━━━━━ Vorliegender Text

Bad Oldesloe. Eine Gemeinde sticht durch besonders hohe Neuverschuldung hervor. Andere Orte können Verpflichtungen abbauen. Bürgermeister mit Appell.
Trotz Kriegen in der Ukraine und im Nahen Osten, Inflation und stockendem Wirtschaftswachstum bleibt die finanzielle Lage des Kreises Stormarn hervorragend. Während alle anderen Kreise und kreisfreien Städte im nördlichsten Bundesland das vergangene Haushaltsjahr im Minus abschlossen, ist Stormarns Kreisverwaltung weiterhin schuldenfrei. Das geht aus den aktuellen Zahlen des Statistikamtes Nord hervor, das einmal im Jahr die Finanzlage aller Kommunen in Schleswig-Holstein untersucht.
Für Stormarns Landrat Henning Görtz ist der Status als einziger schuldenfreier Kreis das Ergebnis einer verantwortungsvollen Haushaltspolitik der vergangenen Jahre. „Gemeinsam mit der Politik haben wir Wert darauf gelegt, nur das Geld auszugeben, das wir auch haben“, sagt er.
Kreis Stormarn: So viele Schulden haben die Städte und Gemeinden
Ein wesentlicher Faktor hinter der guten Haushaltslage sei die hohe Finanzkraft der Kommunen im Kreis, die bei den Gewerbesteuereinnahmen sehr gut dastünden. Die Lage zwischen den Großstädten Hamburg und Lübeck sei nach wie vor gefragt, so Görtz. Die Städte und Gemeinden tragen über die Kreisumlage einen großen Teil zu den Einnahmen des Kreises bei.

━━━━━━━━━━
━━━━━ Gespeicherte Datensätze

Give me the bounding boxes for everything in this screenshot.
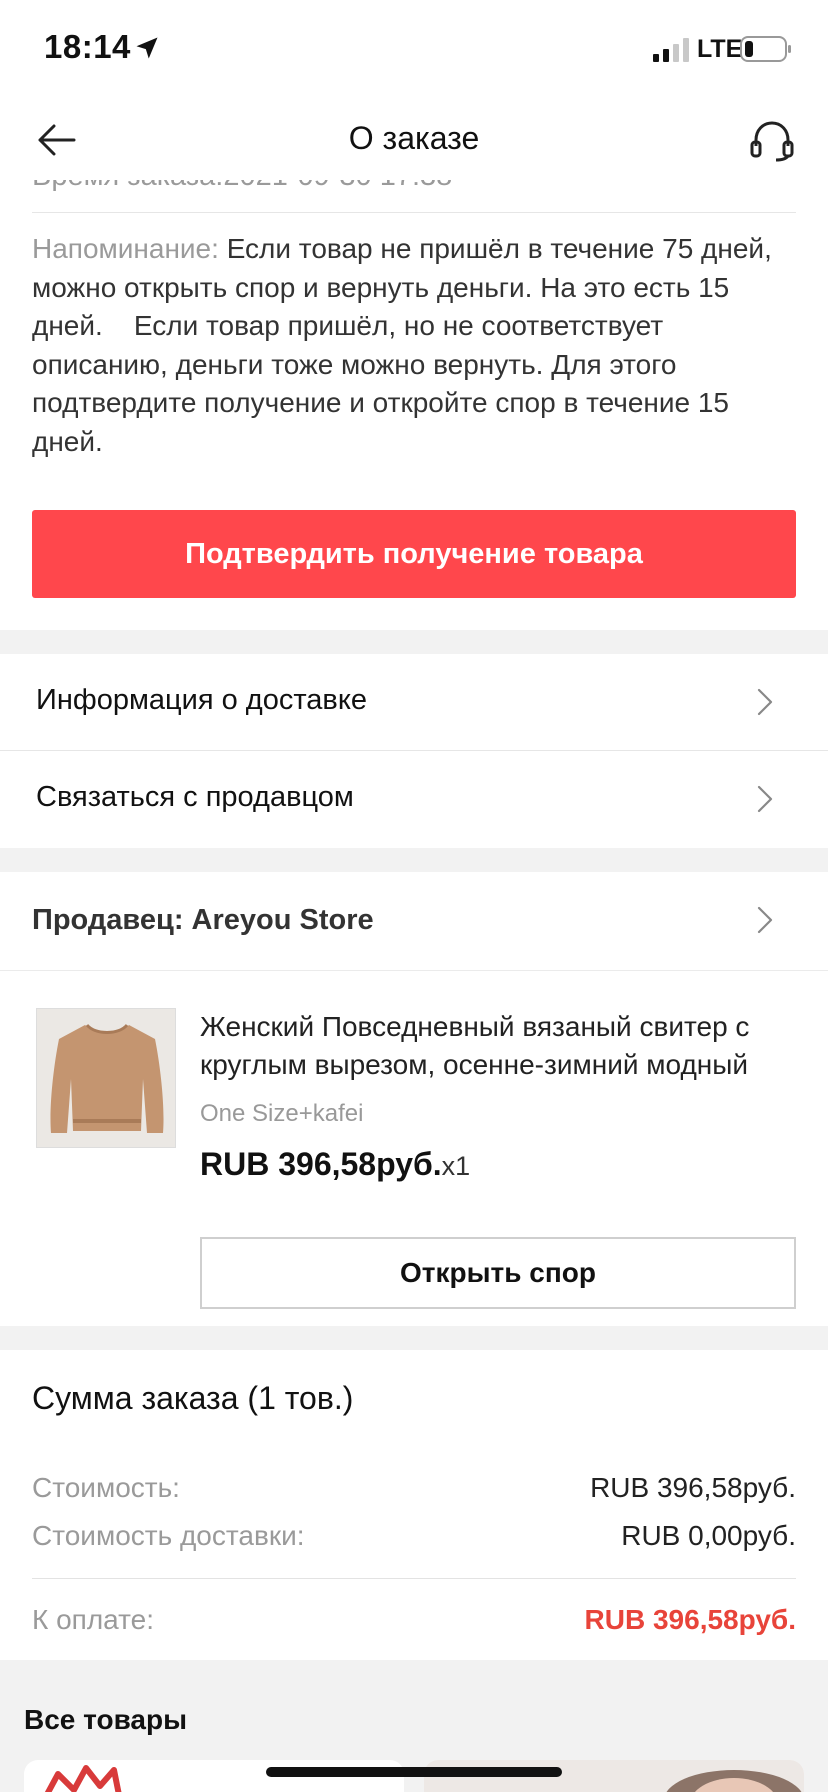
contact-seller-label: Связаться с продавцом xyxy=(36,781,354,813)
order-details-screen: 18:14 LTE Время заказа:2021-09-30 17:38 … xyxy=(0,0,828,1792)
battery-icon xyxy=(740,36,791,62)
product-title[interactable]: Женский Повседневный вязаный свитер с кр… xyxy=(200,1008,800,1084)
all-products-title: Все товары xyxy=(24,1704,188,1735)
shipping-cost-value: RUB 0,00руб. xyxy=(621,1520,796,1551)
divider xyxy=(32,1578,796,1579)
product-quantity: x1 xyxy=(441,1151,471,1181)
section-gap xyxy=(0,848,828,872)
product-price: RUB 396,58руб. xyxy=(200,1146,442,1182)
total-label: К оплате: xyxy=(32,1604,154,1635)
product-variant: One Size+kafei xyxy=(200,1100,364,1127)
headset-support-icon[interactable] xyxy=(748,118,796,162)
seller-row[interactable]: Продавец: Areyou Store xyxy=(0,872,828,969)
location-arrow-icon xyxy=(136,37,158,59)
seller-name: Продавец: Areyou Store xyxy=(32,904,374,936)
contact-seller-row[interactable]: Связаться с продавцом xyxy=(0,751,828,847)
divider xyxy=(0,970,828,971)
nav-bar: О заказе xyxy=(0,100,828,180)
reminder-label: Напоминание: xyxy=(32,233,227,264)
sweater-image xyxy=(37,1009,175,1147)
page-title: О заказе xyxy=(348,120,480,156)
reminder-body: Если товар не пришёл в течение 75 дней, … xyxy=(32,233,780,457)
cellular-signal-icon xyxy=(653,38,689,62)
status-time: 18:14 xyxy=(44,28,131,65)
status-bar: 18:14 LTE xyxy=(0,0,828,100)
chevron-right-icon xyxy=(757,785,773,813)
home-indicator xyxy=(266,1767,562,1777)
product-title-line-1: Женский Повседневный вязаный свитер с xyxy=(200,1011,750,1042)
product-title-line-2: круглым вырезом, осенне-зимний модный xyxy=(200,1049,749,1080)
shipping-cost-label: Стоимость доставки: xyxy=(32,1520,305,1551)
product-image[interactable] xyxy=(36,1008,176,1148)
section-gap xyxy=(0,1326,828,1350)
order-summary-title: Сумма заказа (1 тов.) xyxy=(32,1380,354,1416)
chevron-right-icon xyxy=(757,906,773,934)
section-gap xyxy=(0,630,828,654)
divider xyxy=(32,212,796,213)
delivery-info-row[interactable]: Информация о доставке xyxy=(0,654,828,750)
cost-label: Стоимость: xyxy=(32,1472,180,1503)
open-dispute-button[interactable]: Открыть спор xyxy=(200,1237,796,1309)
chevron-right-icon xyxy=(757,688,773,716)
cost-value: RUB 396,58руб. xyxy=(590,1472,796,1503)
delivery-info-label: Информация о доставке xyxy=(36,684,367,716)
reminder-text: Напоминание: Если товар не пришёл в тече… xyxy=(32,230,802,461)
confirm-receipt-button[interactable]: Подтвердить получение товара xyxy=(32,510,796,598)
network-type: LTE xyxy=(697,35,743,63)
total-value: RUB 396,58руб. xyxy=(584,1604,796,1635)
product-price-line: RUB 396,58руб.x1 xyxy=(200,1146,470,1183)
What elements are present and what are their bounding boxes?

━━━━━━━━━━

* Aufgaben:
#1 Entscheide für jede Aussage, ob sie mit dem Text zu Stormarns Finanzlage übereinstimmt, und belege dein Ja oder Nein mit den ausschlaggebenden Worten daraus: (a) Die Kreisverwaltung Stormarns hat keine Schulden. (b) Das Statistikamt Nord untersucht die Finanzlage der Kommunen zweimal im Jahr. (c) Laut Görtz ist die Lage zwischen Hamburg und Kiel gefragt.
#2 Schreibe den Text zu Stormarns Finanzlage im Anschluss an seinen letzten Satz weiter.

* Lösungen:
#1
(a) Ja: „ist Stormarns Kreisverwaltung weiterhin schuldenfrei“
(b) Nein: „das einmal im Jahr die Finanzlage aller Kommunen in Schleswig-Holstein untersucht“
(c) Nein: „Die Lage zwischen den Großstädten Hamburg und Lübeck sei nach wie vor gefragt“

#2
Der Blick auf die 55 Städte und Gemeinden fällt weniger positiv aus. Sie haben bis zum 31. Dezember 2023 Verbindlichkeiten in einer Gesamthöhe von rund 161 Millionen Euro angehäuft. Damit sind die Schulden der Kommunen gegenüber dem Vorjahr um rund sechs Millionen Euro gewachsen. Von 2020 bis 2021 war der Schuldenstand der Stormarner Kommunen noch gesunken und lag bei 110,1 Millionen Euro.
Städte und Gemeinden müssen für Kitas, Schulen und Feuerwachen zahlen
„Viele kostenintensive Bereiche fallen in die Zuständigkeit der Städte und Gemeinden, deshalb sind sie finanziell stärker belastet als der Kreis“, sagt Görtz. Der Landrat nennt als Beispiele die Kosten für Kitas und die Unterbringung von Flüchtlingen – beide seien zuletzt stark gestiegen – sowie Bau und Instandhaltung von Schulen und Feuerwachen. Viele der Gebäude seien in den 1960er- und 1970er-Jahren errichtet worden und hätten nun das Ende ihrer Lebensdauer erreicht.
„Wir sind deshalb bemüht, die Städte und Gemeinden zu entlasten und haben die Kreisumlage in den vergangenen Jahren konsequent gesenkt“, so Görtz. Mit 26,5 Prozent sei sie in Stormarn so niedrig wie in landesweit keinem anderen Kreis.
Trittau hat kreisweit die mit Abstand höchste Neuverschuldung
Die höchste Neuverschuldung verzeichnet die Gemeinde Trittau. Kredite in Höhe von rund 4,7 Millionen Euro hat die Gemeinde angehäuft und ihre Verbindlichkeiten damit gegenüber 2022 mehr als verdoppelt (plus 121,3 Prozent). Laut Bürgermeister Oliver Mesch musste die Gemeinde 2023 einen neuen Kredit aufnehmen, um teure Projekte wie den Neubau der Kita Zauberwinkel für rund 4,5 Millionen Euro und den Anbau an die Grundschule zu finanzieren.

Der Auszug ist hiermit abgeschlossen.